What the exercise asks
Extract all of the entries and give them again, word for word.

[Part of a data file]
-*-*-

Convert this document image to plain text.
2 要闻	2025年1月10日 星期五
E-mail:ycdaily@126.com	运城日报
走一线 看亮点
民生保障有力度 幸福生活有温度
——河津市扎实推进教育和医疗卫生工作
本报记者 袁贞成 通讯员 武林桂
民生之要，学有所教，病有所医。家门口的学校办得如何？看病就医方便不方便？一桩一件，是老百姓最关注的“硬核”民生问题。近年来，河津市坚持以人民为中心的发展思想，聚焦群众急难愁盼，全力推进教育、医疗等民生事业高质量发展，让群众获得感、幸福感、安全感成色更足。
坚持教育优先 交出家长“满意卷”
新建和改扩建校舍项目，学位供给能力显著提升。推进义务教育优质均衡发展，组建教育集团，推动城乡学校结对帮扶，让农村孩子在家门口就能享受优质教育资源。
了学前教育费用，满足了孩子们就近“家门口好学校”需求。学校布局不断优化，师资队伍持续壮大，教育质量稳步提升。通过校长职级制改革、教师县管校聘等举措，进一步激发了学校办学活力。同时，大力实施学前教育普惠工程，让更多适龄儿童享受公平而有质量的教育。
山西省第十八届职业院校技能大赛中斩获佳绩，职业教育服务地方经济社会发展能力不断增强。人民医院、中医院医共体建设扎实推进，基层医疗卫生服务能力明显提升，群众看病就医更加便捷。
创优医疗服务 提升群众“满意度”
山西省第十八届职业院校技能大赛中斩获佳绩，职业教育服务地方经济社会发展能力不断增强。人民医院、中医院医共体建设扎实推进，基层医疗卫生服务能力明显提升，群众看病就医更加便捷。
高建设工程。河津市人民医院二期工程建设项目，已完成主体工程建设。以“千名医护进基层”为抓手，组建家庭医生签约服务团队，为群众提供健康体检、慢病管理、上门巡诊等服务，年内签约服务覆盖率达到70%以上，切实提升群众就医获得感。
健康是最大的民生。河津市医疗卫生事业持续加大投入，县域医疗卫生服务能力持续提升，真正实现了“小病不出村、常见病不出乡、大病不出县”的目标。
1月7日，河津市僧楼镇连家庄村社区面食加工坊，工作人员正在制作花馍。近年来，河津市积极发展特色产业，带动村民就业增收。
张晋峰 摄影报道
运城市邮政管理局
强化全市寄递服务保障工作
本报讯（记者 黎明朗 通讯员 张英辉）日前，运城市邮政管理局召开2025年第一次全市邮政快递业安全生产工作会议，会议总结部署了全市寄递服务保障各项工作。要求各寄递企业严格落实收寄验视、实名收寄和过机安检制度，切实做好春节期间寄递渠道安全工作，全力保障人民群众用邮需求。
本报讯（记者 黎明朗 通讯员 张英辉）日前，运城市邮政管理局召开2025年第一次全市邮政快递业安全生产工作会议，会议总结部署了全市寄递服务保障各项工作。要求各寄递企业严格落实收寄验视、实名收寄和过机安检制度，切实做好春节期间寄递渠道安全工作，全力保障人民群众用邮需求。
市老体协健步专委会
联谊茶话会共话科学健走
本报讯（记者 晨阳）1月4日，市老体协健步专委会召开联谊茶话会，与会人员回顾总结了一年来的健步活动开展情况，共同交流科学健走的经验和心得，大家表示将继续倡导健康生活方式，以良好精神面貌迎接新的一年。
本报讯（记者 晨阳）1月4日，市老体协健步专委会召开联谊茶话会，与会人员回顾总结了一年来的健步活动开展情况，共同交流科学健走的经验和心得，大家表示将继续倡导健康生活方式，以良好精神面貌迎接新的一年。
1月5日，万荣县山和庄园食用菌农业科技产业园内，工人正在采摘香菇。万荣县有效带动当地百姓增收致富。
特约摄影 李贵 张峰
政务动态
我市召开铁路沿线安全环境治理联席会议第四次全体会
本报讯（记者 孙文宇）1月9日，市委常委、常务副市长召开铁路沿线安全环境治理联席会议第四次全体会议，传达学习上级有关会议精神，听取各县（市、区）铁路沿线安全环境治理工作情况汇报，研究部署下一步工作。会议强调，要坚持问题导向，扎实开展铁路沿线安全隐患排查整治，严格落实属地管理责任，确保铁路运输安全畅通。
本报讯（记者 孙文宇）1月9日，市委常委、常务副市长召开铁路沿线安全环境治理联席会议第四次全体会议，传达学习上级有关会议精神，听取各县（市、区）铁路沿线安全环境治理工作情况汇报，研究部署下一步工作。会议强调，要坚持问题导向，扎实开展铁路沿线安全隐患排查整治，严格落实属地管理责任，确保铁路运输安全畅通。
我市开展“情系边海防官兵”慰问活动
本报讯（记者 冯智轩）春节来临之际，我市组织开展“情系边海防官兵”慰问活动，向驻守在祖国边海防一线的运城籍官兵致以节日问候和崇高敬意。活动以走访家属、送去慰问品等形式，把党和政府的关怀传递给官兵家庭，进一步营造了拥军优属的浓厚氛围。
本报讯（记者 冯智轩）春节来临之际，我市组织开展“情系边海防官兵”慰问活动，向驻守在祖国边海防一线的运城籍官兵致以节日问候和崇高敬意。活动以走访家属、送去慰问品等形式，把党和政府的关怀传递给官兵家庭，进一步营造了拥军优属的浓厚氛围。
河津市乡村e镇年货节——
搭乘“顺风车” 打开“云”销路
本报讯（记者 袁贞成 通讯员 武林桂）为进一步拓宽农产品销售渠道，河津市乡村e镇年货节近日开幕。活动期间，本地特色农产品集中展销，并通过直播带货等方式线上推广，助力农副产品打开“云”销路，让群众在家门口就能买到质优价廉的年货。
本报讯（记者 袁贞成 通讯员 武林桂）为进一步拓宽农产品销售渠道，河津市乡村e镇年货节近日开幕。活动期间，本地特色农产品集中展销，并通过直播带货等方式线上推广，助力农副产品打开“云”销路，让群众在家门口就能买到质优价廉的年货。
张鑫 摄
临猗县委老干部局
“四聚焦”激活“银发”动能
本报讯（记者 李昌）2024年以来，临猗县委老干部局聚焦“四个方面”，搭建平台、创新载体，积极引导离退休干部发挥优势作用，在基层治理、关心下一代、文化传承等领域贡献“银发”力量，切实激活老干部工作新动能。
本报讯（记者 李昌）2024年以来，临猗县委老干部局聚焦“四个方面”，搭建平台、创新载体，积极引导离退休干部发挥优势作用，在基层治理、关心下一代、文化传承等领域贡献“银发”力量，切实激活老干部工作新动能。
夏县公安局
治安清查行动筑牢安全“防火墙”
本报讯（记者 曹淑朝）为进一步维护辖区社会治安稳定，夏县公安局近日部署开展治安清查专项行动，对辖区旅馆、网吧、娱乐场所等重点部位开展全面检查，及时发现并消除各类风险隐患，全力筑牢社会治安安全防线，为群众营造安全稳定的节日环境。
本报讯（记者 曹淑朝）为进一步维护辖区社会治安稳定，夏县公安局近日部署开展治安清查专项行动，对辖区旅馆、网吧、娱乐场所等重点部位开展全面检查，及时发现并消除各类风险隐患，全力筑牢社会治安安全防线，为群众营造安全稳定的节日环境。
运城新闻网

-*-*-

Correct result
Convert this document image to plain text.
2 要闻	2025年1月10日 星期五
E-mail:ycdaily@126.com	运城日报
走一线 看亮点
民生保障有力度 幸福生活有温度
——河津市扎实推进教育和医疗卫生工作
本报记者 袁贞成 通讯员 武林桂
民生之要，学有所教，病有所医。家门口的学校办得如何？看病就医方便不方便？一桩一件，是老百姓最关注的“硬核”民生问题。近年来，河津市坚持以人民为中心的发展思想，聚焦群众急难愁盼，全力推进教育、医疗等民生事业高质量发展，让群众获得感、幸福感、安全感成色更足。
坚持教育优先 交出家长“满意卷”
新建和改扩建校舍项目，学位供给能力显著提升。推进义务教育优质均衡发展，组建教育集团，推动城乡学校结对帮扶，让农村孩子在家门口就能享受优质教育资源。
了学前教育费用，满足了孩子们就近“家门口好学校”需求。学校布局不断优化，师资队伍持续壮大，教育质量稳步提升。通过校长职级制改革、教师县管校聘等举措，进一步激发了学校办学活力。同时，大力实施学前教育普惠工程，让更多适龄儿童享受公平而有质量的教育。
山西省第十八届职业院校技能大赛中斩获佳绩，职业教育服务地方经济社会发展能力不断增强。人民医院、中医院医共体建设扎实推进，基层医疗卫生服务能力明显提升，群众看病就医更加便捷。
创优医疗服务 提升群众“满意度”
山西省第十八届职业院校技能大赛中斩获佳绩，职业教育服务地方经济社会发展能力不断增强。人民医院、中医院医共体建设扎实推进，基层医疗卫生服务能力明显提升，群众看病就医更加便捷。
高建设工程。河津市人民医院二期工程建设项目，已完成主体工程建设。以“千名医护进基层”为抓手，组建家庭医生签约服务团队，为群众提供健康体检、慢病管理、上门巡诊等服务，年内签约服务覆盖率达到70%以上，切实提升群众就医获得感。
健康是最大的民生。河津市医疗卫生事业持续加大投入，县域医疗卫生服务能力持续提升，真正实现了“小病不出村、常见病不出乡、大病不出县”的目标。
1月7日，河津市僧楼镇连家庄村社区面食加工坊，工作人员正在制作花馍。近年来，河津市积极发展特色产业，带动村民就业增收。
张晋峰 摄影报道
运城市邮政管理局
强化全市寄递服务保障工作
本报讯（记者 黎明朗 通讯员 张英辉）日前，运城市邮政管理局召开2025年第一次全市邮政快递业安全生产工作会议，会议总结部署了全市寄递服务保障各项工作。要求各寄递企业严格落实收寄验视、实名收寄和过机安检制度，切实做好春节期间寄递渠道安全工作，全力保障人民群众用邮需求。
本报讯（记者 黎明朗 通讯员 张英辉）日前，运城市邮政管理局召开2025年第一次全市邮政快递业安全生产工作会议，会议总结部署了全市寄递服务保障各项工作。要求各寄递企业严格落实收寄验视、实名收寄和过机安检制度，切实做好春节期间寄递渠道安全工作，全力保障人民群众用邮需求。
市老体协健步专委会
联谊茶话会共话科学健走
本报讯（记者 晨阳）1月4日，市老体协健步专委会召开联谊茶话会，与会人员回顾总结了一年来的健步活动开展情况，共同交流科学健走的经验和心得，大家表示将继续倡导健康生活方式，以良好精神面貌迎接新的一年。
本报讯（记者 晨阳）1月4日，市老体协健步专委会召开联谊茶话会，与会人员回顾总结了一年来的健步活动开展情况，共同交流科学健走的经验和心得，大家表示将继续倡导健康生活方式，以良好精神面貌迎接新的一年。
1月5日，万荣县山和庄园食用菌农业科技产业园内，工人正在采摘香菇。万荣县有效带动当地百姓增收致富。
特约摄影 李贵 张峰
政务动态
我市召开铁路沿线安全环境治理联席会议第四次全体会
本报讯（记者 孙文宇）1月9日，市委常委、常务副市长召开铁路沿线安全环境治理联席会议第四次全体会议，传达学习上级有关会议精神，听取各县（市、区）铁路沿线安全环境治理工作情况汇报，研究部署下一步工作。会议强调，要坚持问题导向，扎实开展铁路沿线安全隐患排查整治，严格落实属地管理责任，确保铁路运输安全畅通。
本报讯（记者 孙文宇）1月9日，市委常委、常务副市长召开铁路沿线安全环境治理联席会议第四次全体会议，传达学习上级有关会议精神，听取各县（市、区）铁路沿线安全环境治理工作情况汇报，研究部署下一步工作。会议强调，要坚持问题导向，扎实开展铁路沿线安全隐患排查整治，严格落实属地管理责任，确保铁路运输安全畅通。
我市开展“情系边海防官兵”慰问活动
本报讯（记者 冯智轩）春节来临之际，我市组织开展“情系边海防官兵”慰问活动，向驻守在祖国边海防一线的运城籍官兵致以节日问候和崇高敬意。活动以走访家属、送去慰问品等形式，把党和政府的关怀传递给官兵家庭，进一步营造了拥军优属的浓厚氛围。
本报讯（记者 冯智轩）春节来临之际，我市组织开展“情系边海防官兵”慰问活动，向驻守在祖国边海防一线的运城籍官兵致以节日问候和崇高敬意。活动以走访家属、送去慰问品等形式，把党和政府的关怀传递给官兵家庭，进一步营造了拥军优属的浓厚氛围。
河津市乡村e镇年货节——
搭乘“顺风车” 打开“云”销路
本报讯（记者 袁贞成 通讯员 武林桂）为进一步拓宽农产品销售渠道，河津市乡村e镇年货节近日开幕。活动期间，本地特色农产品集中展销，并通过直播带货等方式线上推广，助力农副产品打开“云”销路，让群众在家门口就能买到质优价廉的年货。
本报讯（记者 袁贞成 通讯员 武林桂）为进一步拓宽农产品销售渠道，河津市乡村e镇年货节近日开幕。活动期间，本地特色农产品集中展销，并通过直播带货等方式线上推广，助力农副产品打开“云”销路，让群众在家门口就能买到质优价廉的年货。
张鑫 摄
临猗县委老干部局
“四聚焦”激活“银发”动能
本报讯（记者 李昌）2024年以来，临猗县委老干部局聚焦“四个方面”，搭建平台、创新载体，积极引导离退休干部发挥优势作用，在基层治理、关心下一代、文化传承等领域贡献“银发”力量，切实激活老干部工作新动能。
本报讯（记者 李昌）2024年以来，临猗县委老干部局聚焦“四个方面”，搭建平台、创新载体，积极引导离退休干部发挥优势作用，在基层治理、关心下一代、文化传承等领域贡献“银发”力量，切实激活老干部工作新动能。
夏县公安局
治安清查行动筑牢安全“防火墙”
本报讯（记者 曹淑朝）为进一步维护辖区社会治安稳定，夏县公安局近日部署开展治安清查专项行动，对辖区旅馆、网吧、娱乐场所等重点部位开展全面检查，及时发现并消除各类风险隐患，全力筑牢社会治安安全防线，为群众营造安全稳定的节日环境。
本报讯（记者 曹淑朝）为进一步维护辖区社会治安稳定，夏县公安局近日部署开展治安清查专项行动，对辖区旅馆、网吧、娱乐场所等重点部位开展全面检查，及时发现并消除各类风险隐患，全力筑牢社会治安安全防线，为群众营造安全稳定的节日环境。
运城新闻网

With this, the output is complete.